● **Ausgewählter Text**
Beethoven in Kanzler­feld – Verein hilft jungen Musikern

Die Pianistin Nicole Rudi aus Wolfsburg und die Mezzosopranistin Nora Maria Eckhardt aus Braunschweig geben vor Eckhardts Elternhaus in Kanzlerfeld ein Konzert. Organisiert wurde es vom Verein Kinderklassik in der Reihe „Digitalflügel auf Reisen“. Foto: Katharina Lohse
Die Pianistin Nicole Rudi aus Wolfsburg und die Mezzosopranistin Nora Maria Eckhardt aus Braunschweig geben vor Eckhardts Elternhaus in Kanzlerfeld ein Konzert. Organisiert wurde es vom Verein Kinderklassik in der Reihe „Digitalflügel auf Reisen“. Foto: Katharina Lohse

Der Braun­schweiger Verein Kinder­klassik ermög­licht jungen Musikern aus der Region auch in Corona-Zeiten Auftritte – und damit Einnahmen.

Ja, etwas schwer durch­zu­kommen war es durchaus. Ein Junge wartete unent­schlossen auf der Breit­scheids­traße in Kanzler­feld, gestoppt von den Menschen, die es sich da mitten auf der Straße auf ihren Garten­stühlen bequem gemacht hatten. Aber ums Durch­kommen ging es am diesem vergan­genen Samstag­mittag auch gar nicht. Es ging ums Innehalten, ums Lauschen, ums Genießen. Die rund 40 Menschen waren gekommen, um die Wolfs­burger Pianistin Nicole Rudi am Digital­flügel und die Braun­schweiger Mezzo­so­pra­nistin Nora Maria Eckhardt zu hören, die an der Hochschule für Musik, Theater und Medien Hannover studieren.

● **Aufgaben**
- A) Beantworte anhand des Artikels kurz diese Fragen:
(i) Welcher Verein organisierte das Konzert?
(ii) Wie viele Menschen kamen zum Zuhören?
(iii) An welcher Hochschule studieren die beiden Musikerinnen?
- B) Ändere den Abschnitt des Artikels von „Beethoven in Kanzler­feld“ bis „und damit Einnahmen.“, indem du „Pianistin“ durch „Klavierspielerin“ ersetzt.
- C) Fasse den Absatz des Artikels, der mit „Ja, etwas schwer“ beginnt, in zwei Sätzen zusammen.

Gespeicherte Einträge:
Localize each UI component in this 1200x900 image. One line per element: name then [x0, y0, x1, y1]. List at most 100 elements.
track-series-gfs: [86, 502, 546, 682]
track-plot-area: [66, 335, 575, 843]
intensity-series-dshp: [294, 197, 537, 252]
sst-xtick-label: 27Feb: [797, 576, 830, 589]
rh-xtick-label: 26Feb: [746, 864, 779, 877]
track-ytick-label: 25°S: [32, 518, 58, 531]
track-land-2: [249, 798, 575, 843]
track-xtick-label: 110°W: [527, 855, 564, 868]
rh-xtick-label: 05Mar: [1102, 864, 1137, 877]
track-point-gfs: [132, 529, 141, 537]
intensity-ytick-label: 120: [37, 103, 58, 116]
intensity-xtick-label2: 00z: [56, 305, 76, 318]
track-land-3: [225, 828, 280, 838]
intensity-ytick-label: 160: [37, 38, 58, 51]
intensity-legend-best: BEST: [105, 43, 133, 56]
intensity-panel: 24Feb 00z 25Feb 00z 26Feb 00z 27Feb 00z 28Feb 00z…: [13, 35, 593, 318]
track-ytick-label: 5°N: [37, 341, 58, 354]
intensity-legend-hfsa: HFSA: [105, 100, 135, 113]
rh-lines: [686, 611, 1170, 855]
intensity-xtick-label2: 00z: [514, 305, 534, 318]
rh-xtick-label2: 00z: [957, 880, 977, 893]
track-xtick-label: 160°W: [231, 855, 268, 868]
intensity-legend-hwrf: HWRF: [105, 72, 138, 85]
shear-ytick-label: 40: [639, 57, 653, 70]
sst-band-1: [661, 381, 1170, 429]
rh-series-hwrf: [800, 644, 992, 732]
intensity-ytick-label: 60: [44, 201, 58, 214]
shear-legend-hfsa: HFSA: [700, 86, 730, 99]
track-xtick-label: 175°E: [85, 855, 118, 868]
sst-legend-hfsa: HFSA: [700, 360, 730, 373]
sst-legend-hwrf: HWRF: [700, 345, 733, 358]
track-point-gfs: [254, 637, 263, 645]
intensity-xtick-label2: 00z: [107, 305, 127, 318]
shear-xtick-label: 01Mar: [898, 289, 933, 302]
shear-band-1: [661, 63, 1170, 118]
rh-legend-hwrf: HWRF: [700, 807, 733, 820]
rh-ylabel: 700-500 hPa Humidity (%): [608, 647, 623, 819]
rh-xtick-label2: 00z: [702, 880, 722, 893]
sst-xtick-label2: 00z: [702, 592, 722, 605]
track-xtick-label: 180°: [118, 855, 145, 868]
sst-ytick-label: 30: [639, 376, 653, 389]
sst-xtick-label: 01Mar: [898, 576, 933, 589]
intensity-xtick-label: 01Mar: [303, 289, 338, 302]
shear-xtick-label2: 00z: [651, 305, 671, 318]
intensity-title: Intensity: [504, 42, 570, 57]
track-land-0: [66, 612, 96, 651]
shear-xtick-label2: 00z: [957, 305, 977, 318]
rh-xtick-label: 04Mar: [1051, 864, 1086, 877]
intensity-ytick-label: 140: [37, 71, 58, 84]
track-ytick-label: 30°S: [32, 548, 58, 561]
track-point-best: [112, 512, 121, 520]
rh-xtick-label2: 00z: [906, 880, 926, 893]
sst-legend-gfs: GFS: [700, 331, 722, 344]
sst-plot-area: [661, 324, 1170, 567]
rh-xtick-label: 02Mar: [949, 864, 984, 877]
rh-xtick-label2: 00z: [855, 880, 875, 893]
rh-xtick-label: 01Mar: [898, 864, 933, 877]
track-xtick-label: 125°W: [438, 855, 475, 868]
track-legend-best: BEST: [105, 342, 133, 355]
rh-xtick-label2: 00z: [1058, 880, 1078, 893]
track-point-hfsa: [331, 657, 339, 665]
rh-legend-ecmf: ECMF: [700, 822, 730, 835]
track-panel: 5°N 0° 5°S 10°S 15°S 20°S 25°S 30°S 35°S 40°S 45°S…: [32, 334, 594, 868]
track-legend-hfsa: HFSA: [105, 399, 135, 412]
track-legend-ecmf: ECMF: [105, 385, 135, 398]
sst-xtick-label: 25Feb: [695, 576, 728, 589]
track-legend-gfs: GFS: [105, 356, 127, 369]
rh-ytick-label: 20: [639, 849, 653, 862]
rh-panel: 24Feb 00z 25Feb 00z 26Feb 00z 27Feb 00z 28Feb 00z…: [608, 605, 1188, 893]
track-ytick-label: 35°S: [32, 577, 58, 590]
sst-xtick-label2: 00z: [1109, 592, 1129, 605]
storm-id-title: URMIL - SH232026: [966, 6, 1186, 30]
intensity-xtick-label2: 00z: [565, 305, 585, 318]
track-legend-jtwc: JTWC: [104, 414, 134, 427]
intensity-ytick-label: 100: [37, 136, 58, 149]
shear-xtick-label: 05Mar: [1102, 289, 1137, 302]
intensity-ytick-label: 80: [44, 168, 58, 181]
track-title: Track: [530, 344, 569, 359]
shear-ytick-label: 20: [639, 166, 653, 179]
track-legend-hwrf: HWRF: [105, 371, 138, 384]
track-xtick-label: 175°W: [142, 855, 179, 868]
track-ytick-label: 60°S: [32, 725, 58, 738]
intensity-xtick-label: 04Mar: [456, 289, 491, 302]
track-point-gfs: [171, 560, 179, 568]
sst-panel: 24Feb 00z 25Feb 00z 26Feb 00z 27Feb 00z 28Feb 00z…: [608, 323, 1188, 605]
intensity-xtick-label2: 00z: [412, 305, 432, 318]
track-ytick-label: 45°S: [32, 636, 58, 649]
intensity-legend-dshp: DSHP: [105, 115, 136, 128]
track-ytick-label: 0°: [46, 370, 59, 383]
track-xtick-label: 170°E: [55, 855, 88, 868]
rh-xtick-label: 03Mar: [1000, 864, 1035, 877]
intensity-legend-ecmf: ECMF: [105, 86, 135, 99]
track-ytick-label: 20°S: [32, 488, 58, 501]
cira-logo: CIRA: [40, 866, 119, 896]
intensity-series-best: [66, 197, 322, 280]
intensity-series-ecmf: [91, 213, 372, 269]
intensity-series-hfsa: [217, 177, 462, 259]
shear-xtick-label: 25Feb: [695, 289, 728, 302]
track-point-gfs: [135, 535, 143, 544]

● **Lösungen**
- A)
(i) Der Braunschweiger Verein Kinderklassik, in der Reihe „Digitalflügel auf Reisen“.
(ii) Rund 40 Menschen.
(iii) An der Hochschule für Musik, Theater und Medien Hannover.

- B)
Beethoven in Kanzler­feld – Verein hilft jungen Musikern

Die Klavierspielerin Nicole Rudi aus Wolfsburg und die Mezzosopranistin Nora Maria Eckhardt aus Braunschweig geben vor Eckhardts Elternhaus in Kanzlerfeld ein Konzert. Organisiert wurde es vom Verein Kinderklassik in der Reihe „Digitalflügel auf Reisen“. Foto: Katharina Lohse
Die Klavierspielerin Nicole Rudi aus Wolfsburg und die Mezzosopranistin Nora Maria Eckhardt aus Braunschweig geben vor Eckhardts Elternhaus in Kanzlerfeld ein Konzert. Organisiert wurde es vom Verein Kinderklassik in der Reihe „Digitalflügel auf Reisen“. Foto: Katharina Lohse

Der Braun­schweiger Verein Kinder­klassik ermög­licht jungen Musikern aus der Region auch in Corona-Zeiten Auftritte – und damit Einnahmen.

- C) Am vergangenen Samstagmittag saßen rund 40 Menschen auf Gartenstühlen mitten auf der Breitscheidstraße in Kanzlerfeld, sodass ein Junge kaum durchkam. Sie wollten die Wolfsburger Pianistin Nicole Rudi am Digitalflügel und die Braunschweiger Mezzosopranistin Nora Maria Eckhardt hören, die an der Hochschule für Musik, Theater und Medien Hannover studieren.